* Short task
Every line below must be reproduced exactly. Copy them all.
** START **
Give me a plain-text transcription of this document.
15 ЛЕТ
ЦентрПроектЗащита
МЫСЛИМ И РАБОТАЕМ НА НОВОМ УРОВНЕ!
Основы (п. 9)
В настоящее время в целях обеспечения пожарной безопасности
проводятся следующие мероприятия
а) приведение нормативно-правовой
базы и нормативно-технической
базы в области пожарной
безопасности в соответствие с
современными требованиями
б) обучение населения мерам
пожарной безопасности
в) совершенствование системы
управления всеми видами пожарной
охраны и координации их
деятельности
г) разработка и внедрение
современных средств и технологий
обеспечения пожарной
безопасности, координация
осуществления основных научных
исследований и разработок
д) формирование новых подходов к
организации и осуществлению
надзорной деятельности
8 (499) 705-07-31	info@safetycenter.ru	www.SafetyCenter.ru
** END **
* Written answer
Give me a plain-text transcription of this document.
15 ЛЕТ
ЦентрПроектЗащита
МЫСЛИМ И РАБОТАЕМ НА НОВОМ УРОВНЕ!
Основы (п. 9)
В настоящее время в целях обеспечения пожарной безопасности
проводятся следующие мероприятия
а) приведение нормативно-правовой
базы и нормативно-технической
базы в области пожарной
безопасности в соответствие с
современными требованиями
б) обучение населения мерам
пожарной безопасности
в) совершенствование системы
управления всеми видами пожарной
охраны и координации их
деятельности
г) разработка и внедрение
современных средств и технологий
обеспечения пожарной
безопасности, координация
осуществления основных научных
исследований и разработок
д) формирование новых подходов к
организации и осуществлению
надзорной деятельности
8 (499) 705-07-31	info@safetycenter.ru	www.SafetyCenter.ru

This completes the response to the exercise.